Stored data
------------------------------
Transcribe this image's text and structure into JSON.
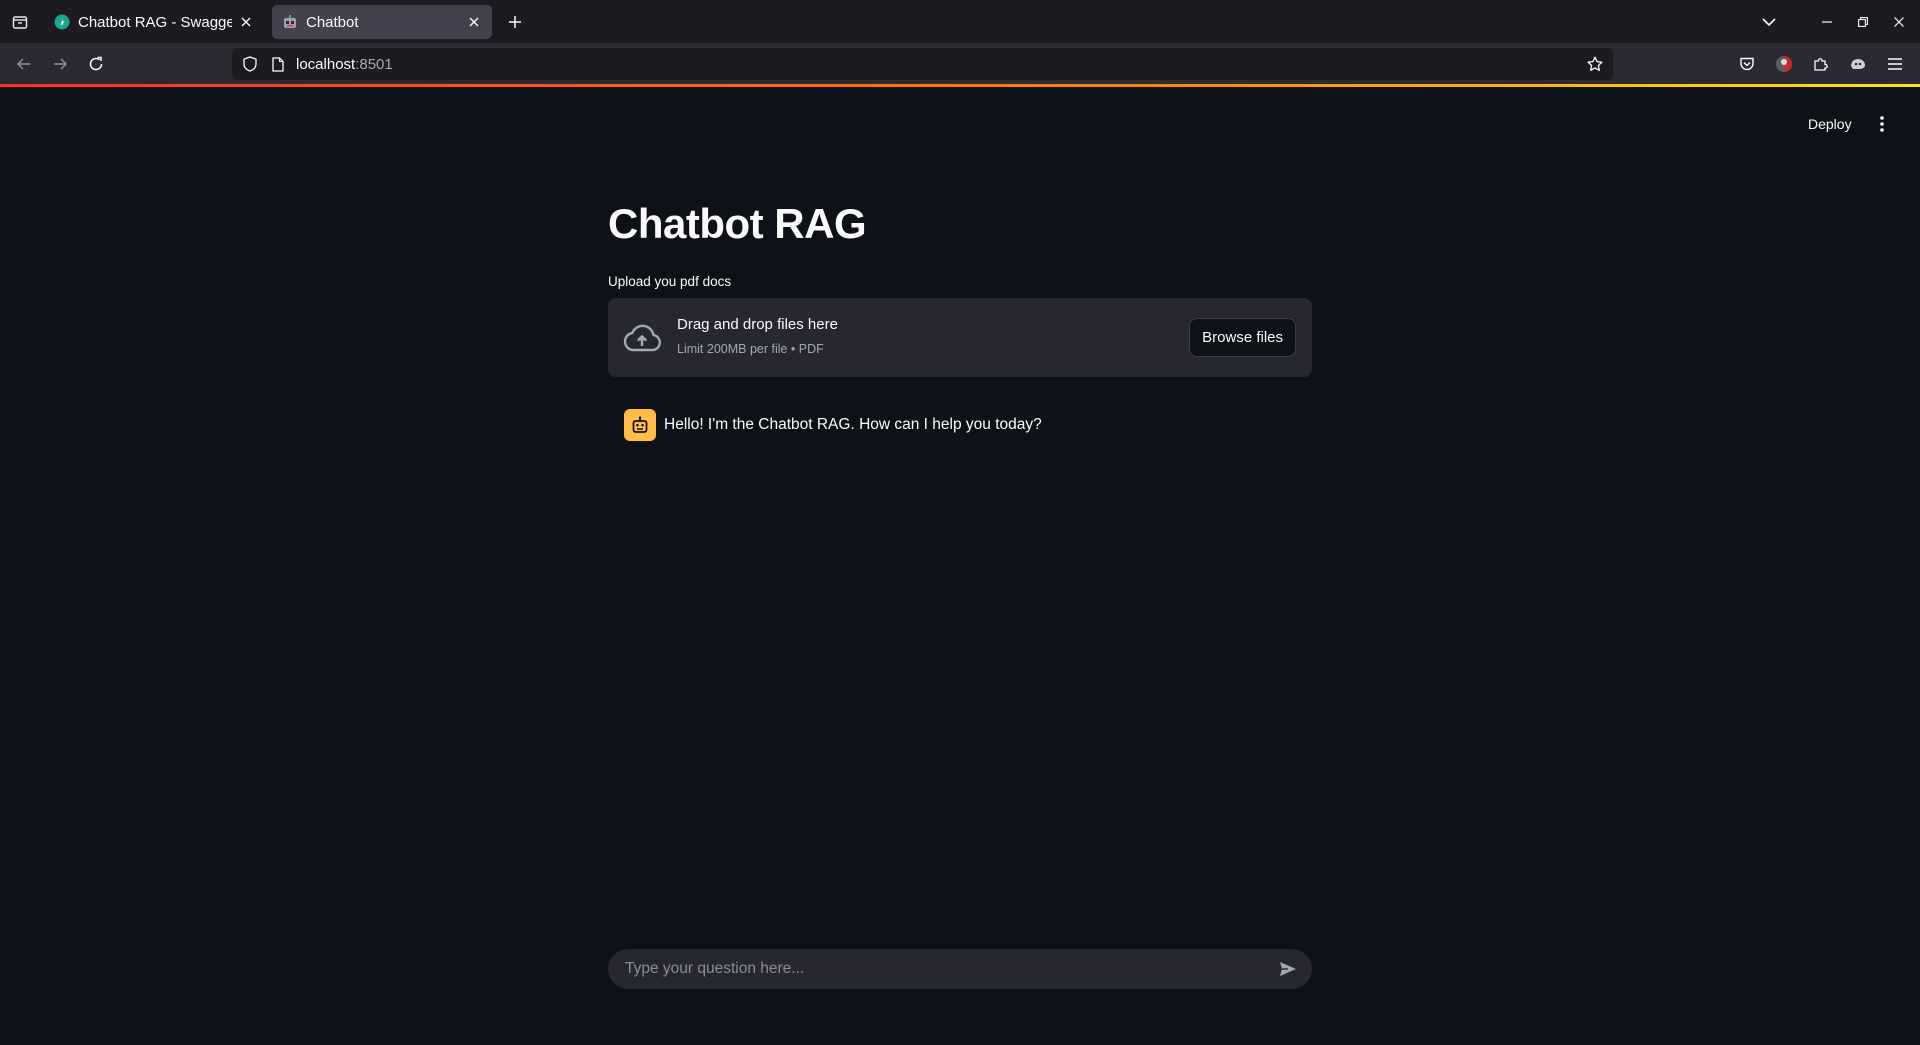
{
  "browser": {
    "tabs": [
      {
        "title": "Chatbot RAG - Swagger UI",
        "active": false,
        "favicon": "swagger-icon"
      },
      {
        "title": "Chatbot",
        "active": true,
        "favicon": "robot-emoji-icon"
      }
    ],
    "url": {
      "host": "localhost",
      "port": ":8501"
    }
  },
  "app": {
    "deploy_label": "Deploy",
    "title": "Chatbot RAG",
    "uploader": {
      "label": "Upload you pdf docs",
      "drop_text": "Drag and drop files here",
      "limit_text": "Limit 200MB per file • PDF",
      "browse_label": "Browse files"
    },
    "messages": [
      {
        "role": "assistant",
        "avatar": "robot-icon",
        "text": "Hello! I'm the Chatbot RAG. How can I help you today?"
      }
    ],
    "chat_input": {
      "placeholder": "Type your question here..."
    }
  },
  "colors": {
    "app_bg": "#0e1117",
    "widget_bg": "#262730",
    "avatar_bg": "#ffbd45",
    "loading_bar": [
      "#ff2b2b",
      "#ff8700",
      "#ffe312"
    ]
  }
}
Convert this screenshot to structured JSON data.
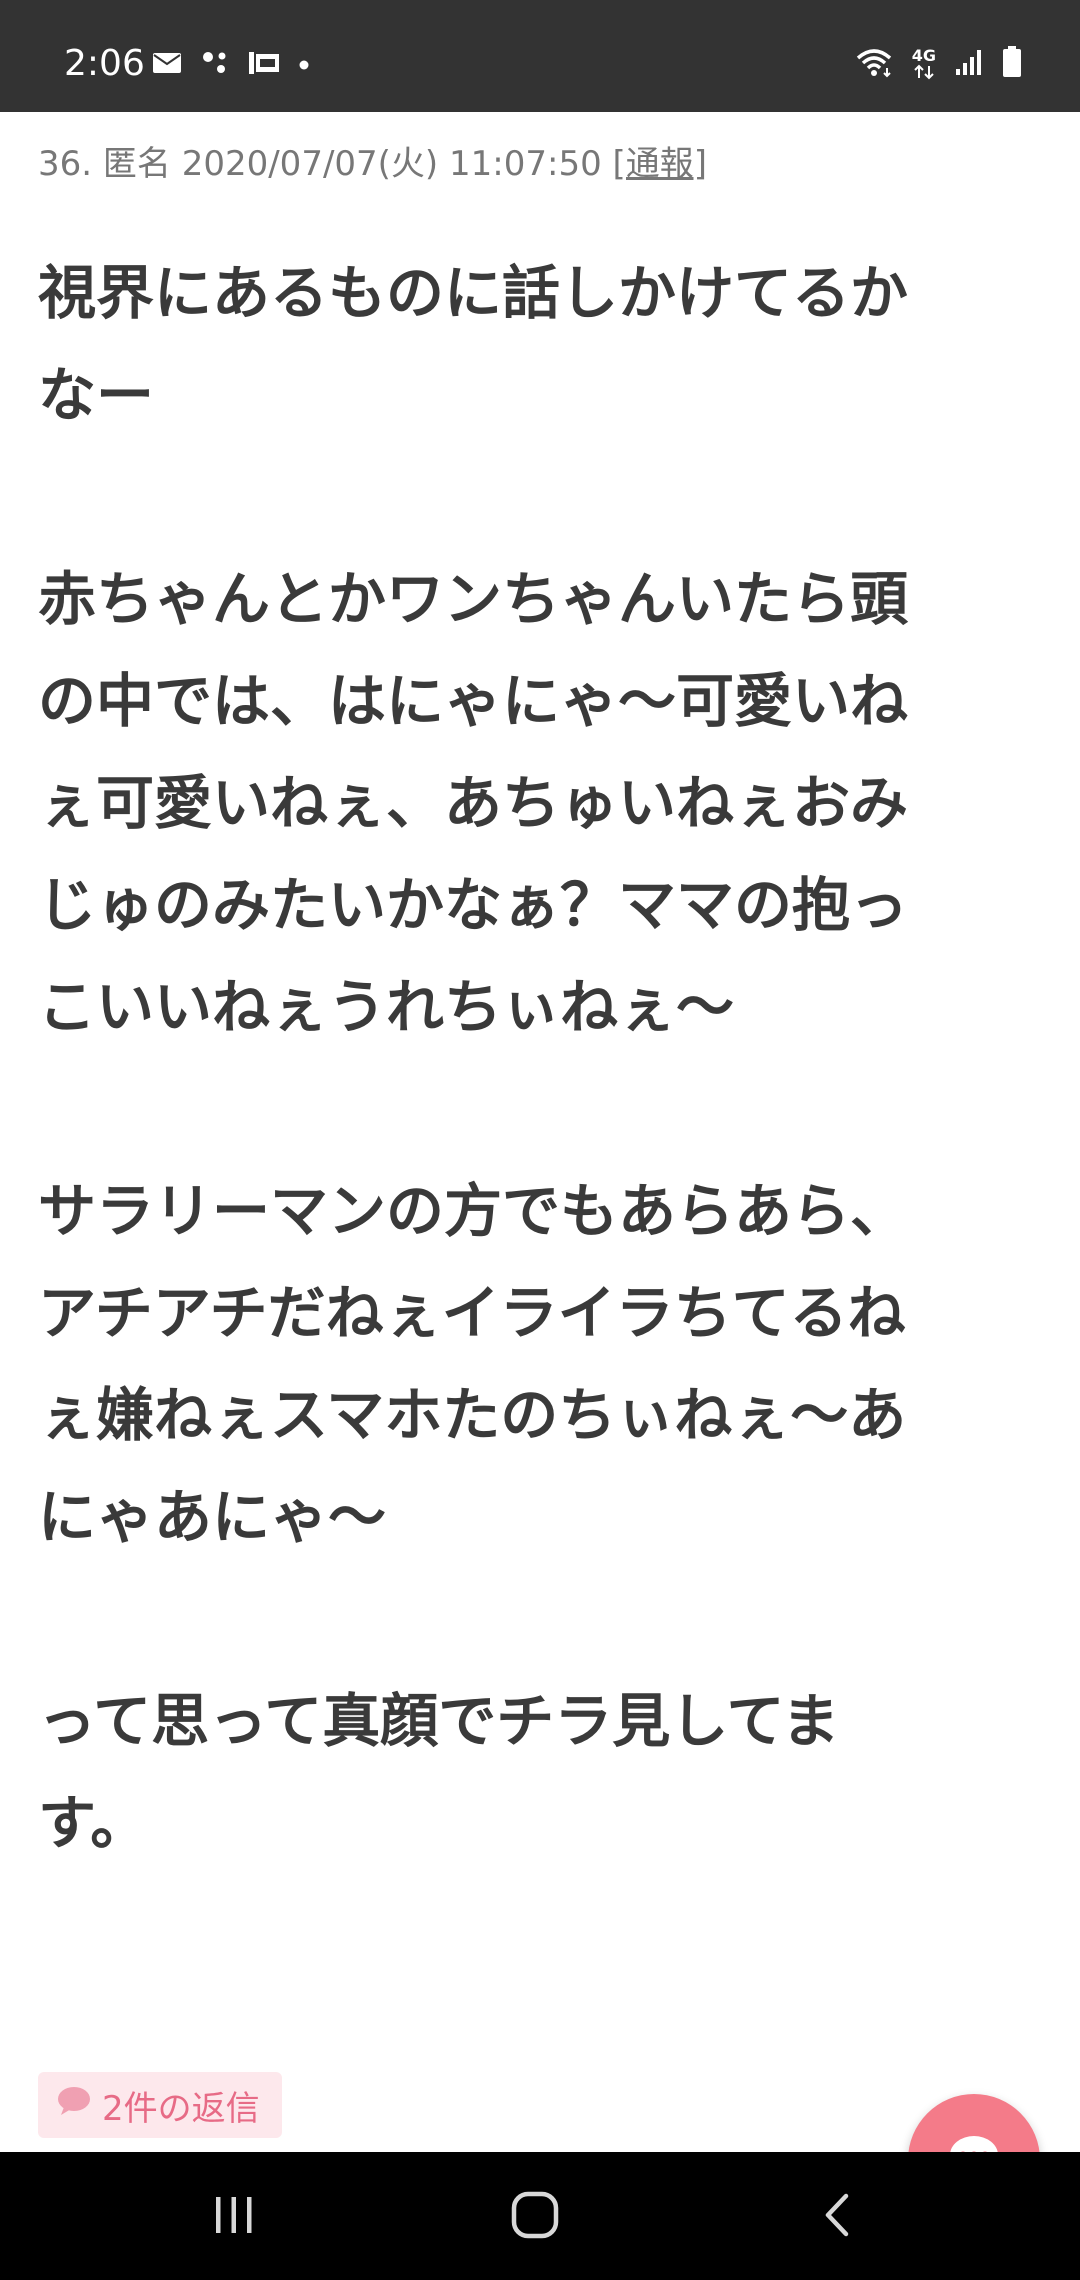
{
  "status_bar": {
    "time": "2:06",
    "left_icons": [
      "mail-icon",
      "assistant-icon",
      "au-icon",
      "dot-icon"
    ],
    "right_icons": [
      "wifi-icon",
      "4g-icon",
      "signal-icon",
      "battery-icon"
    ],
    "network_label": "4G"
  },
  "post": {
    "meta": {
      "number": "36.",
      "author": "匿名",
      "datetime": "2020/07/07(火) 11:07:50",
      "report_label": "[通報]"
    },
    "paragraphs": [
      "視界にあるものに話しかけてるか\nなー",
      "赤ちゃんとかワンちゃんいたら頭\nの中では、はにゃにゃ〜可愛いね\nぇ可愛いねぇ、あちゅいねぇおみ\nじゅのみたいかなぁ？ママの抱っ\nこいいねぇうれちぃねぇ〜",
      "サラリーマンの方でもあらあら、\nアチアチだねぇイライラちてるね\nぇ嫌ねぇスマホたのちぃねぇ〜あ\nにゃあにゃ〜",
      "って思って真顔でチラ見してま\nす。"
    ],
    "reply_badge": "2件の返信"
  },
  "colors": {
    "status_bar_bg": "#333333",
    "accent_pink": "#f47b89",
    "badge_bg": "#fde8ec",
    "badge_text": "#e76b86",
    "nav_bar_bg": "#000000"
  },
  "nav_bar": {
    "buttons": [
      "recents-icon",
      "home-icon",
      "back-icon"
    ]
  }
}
------------------------------
— Exercise —
The records above need to be restated word for word, with the pictures left out.

— The solution —
Transcribe this image's text and structure into JSON.
{
  "browser": {
    "tabs": [
      {
        "title": "Chatbot RAG - Swagger UI",
        "active": false,
        "favicon": "swagger-icon"
      },
      {
        "title": "Chatbot",
        "active": true,
        "favicon": "robot-emoji-icon"
      }
    ],
    "url": {
      "host": "localhost",
      "port": ":8501"
    }
  },
  "app": {
    "deploy_label": "Deploy",
    "title": "Chatbot RAG",
    "uploader": {
      "label": "Upload you pdf docs",
      "drop_text": "Drag and drop files here",
      "limit_text": "Limit 200MB per file • PDF",
      "browse_label": "Browse files"
    },
    "messages": [
      {
        "role": "assistant",
        "avatar": "robot-icon",
        "text": "Hello! I'm the Chatbot RAG. How can I help you today?"
      }
    ],
    "chat_input": {
      "placeholder": "Type your question here..."
    }
  },
  "colors": {
    "app_bg": "#0e1117",
    "widget_bg": "#262730",
    "avatar_bg": "#ffbd45",
    "loading_bar": [
      "#ff2b2b",
      "#ff8700",
      "#ffe312"
    ]
  }
}
Convert this screenshot to structured JSON data.
{
  "status_bar": {
    "time": "2:06",
    "left_icons": [
      "mail-icon",
      "assistant-icon",
      "au-icon",
      "dot-icon"
    ],
    "right_icons": [
      "wifi-icon",
      "4g-icon",
      "signal-icon",
      "battery-icon"
    ],
    "network_label": "4G"
  },
  "post": {
    "meta": {
      "number": "36.",
      "author": "匿名",
      "datetime": "2020/07/07(火) 11:07:50",
      "report_label": "[通報]"
    },
    "paragraphs": [
      "視界にあるものに話しかけてるか\nなー",
      "赤ちゃんとかワンちゃんいたら頭\nの中では、はにゃにゃ〜可愛いね\nぇ可愛いねぇ、あちゅいねぇおみ\nじゅのみたいかなぁ？ママの抱っ\nこいいねぇうれちぃねぇ〜",
      "サラリーマンの方でもあらあら、\nアチアチだねぇイライラちてるね\nぇ嫌ねぇスマホたのちぃねぇ〜あ\nにゃあにゃ〜",
      "って思って真顔でチラ見してま\nす。"
    ],
    "reply_badge": "2件の返信"
  },
  "colors": {
    "status_bar_bg": "#333333",
    "accent_pink": "#f47b89",
    "badge_bg": "#fde8ec",
    "badge_text": "#e76b86",
    "nav_bar_bg": "#000000"
  },
  "nav_bar": {
    "buttons": [
      "recents-icon",
      "home-icon",
      "back-icon"
    ]
  }
}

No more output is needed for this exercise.